-- start --

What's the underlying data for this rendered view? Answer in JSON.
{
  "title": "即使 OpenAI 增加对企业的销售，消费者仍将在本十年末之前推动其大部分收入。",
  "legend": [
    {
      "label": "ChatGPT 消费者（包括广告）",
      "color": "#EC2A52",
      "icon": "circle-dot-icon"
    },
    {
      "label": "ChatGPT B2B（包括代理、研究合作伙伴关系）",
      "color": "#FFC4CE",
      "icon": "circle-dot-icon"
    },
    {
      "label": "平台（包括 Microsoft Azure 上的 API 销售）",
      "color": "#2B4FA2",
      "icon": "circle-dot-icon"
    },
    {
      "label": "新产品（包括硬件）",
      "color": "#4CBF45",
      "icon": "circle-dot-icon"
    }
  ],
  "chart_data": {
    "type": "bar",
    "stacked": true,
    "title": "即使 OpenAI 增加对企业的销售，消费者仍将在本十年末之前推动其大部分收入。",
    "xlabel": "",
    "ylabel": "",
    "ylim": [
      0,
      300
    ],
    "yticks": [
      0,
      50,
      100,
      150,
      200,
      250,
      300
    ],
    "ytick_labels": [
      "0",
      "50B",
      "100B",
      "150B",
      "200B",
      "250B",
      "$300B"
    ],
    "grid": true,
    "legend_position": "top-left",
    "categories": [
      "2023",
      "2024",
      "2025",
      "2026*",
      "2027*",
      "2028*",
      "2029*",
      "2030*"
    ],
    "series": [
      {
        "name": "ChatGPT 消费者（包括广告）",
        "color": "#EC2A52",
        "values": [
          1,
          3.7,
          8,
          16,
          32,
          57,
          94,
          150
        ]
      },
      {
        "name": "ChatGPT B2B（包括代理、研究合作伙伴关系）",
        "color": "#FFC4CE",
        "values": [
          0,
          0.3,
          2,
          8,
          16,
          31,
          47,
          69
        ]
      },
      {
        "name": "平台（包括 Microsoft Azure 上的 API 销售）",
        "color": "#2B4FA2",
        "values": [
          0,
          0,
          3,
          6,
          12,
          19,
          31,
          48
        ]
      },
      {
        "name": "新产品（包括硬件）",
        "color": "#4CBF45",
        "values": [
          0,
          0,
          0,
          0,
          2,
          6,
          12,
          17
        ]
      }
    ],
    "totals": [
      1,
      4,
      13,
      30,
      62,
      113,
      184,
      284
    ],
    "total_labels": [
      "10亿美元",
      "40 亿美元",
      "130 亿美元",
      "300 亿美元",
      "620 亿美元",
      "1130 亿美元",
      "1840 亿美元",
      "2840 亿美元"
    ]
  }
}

-- end --

## Exercise aim
Go through the listing above and restate it word for word.

## Written response
What's the underlying data for this rendered view? Answer in JSON.
{
  "title": "即使 OpenAI 增加对企业的销售，消费者仍将在本十年末之前推动其大部分收入。",
  "legend": [
    {
      "label": "ChatGPT 消费者（包括广告）",
      "color": "#EC2A52",
      "icon": "circle-dot-icon"
    },
    {
      "label": "ChatGPT B2B（包括代理、研究合作伙伴关系）",
      "color": "#FFC4CE",
      "icon": "circle-dot-icon"
    },
    {
      "label": "平台（包括 Microsoft Azure 上的 API 销售）",
      "color": "#2B4FA2",
      "icon": "circle-dot-icon"
    },
    {
      "label": "新产品（包括硬件）",
      "color": "#4CBF45",
      "icon": "circle-dot-icon"
    }
  ],
  "chart_data": {
    "type": "bar",
    "stacked": true,
    "title": "即使 OpenAI 增加对企业的销售，消费者仍将在本十年末之前推动其大部分收入。",
    "xlabel": "",
    "ylabel": "",
    "ylim": [
      0,
      300
    ],
    "yticks": [
      0,
      50,
      100,
      150,
      200,
      250,
      300
    ],
    "ytick_labels": [
      "0",
      "50B",
      "100B",
      "150B",
      "200B",
      "250B",
      "$300B"
    ],
    "grid": true,
    "legend_position": "top-left",
    "categories": [
      "2023",
      "2024",
      "2025",
      "2026*",
      "2027*",
      "2028*",
      "2029*",
      "2030*"
    ],
    "series": [
      {
        "name": "ChatGPT 消费者（包括广告）",
        "color": "#EC2A52",
        "values": [
          1,
          3.7,
          8,
          16,
          32,
          57,
          94,
          150
        ]
      },
      {
        "name": "ChatGPT B2B（包括代理、研究合作伙伴关系）",
        "color": "#FFC4CE",
        "values": [
          0,
          0.3,
          2,
          8,
          16,
          31,
          47,
          69
        ]
      },
      {
        "name": "平台（包括 Microsoft Azure 上的 API 销售）",
        "color": "#2B4FA2",
        "values": [
          0,
          0,
          3,
          6,
          12,
          19,
          31,
          48
        ]
      },
      {
        "name": "新产品（包括硬件）",
        "color": "#4CBF45",
        "values": [
          0,
          0,
          0,
          0,
          2,
          6,
          12,
          17
        ]
      }
    ],
    "totals": [
      1,
      4,
      13,
      30,
      62,
      113,
      184,
      284
    ],
    "total_labels": [
      "10亿美元",
      "40 亿美元",
      "130 亿美元",
      "300 亿美元",
      "620 亿美元",
      "1130 亿美元",
      "1840 亿美元",
      "2840 亿美元"
    ]
  }
}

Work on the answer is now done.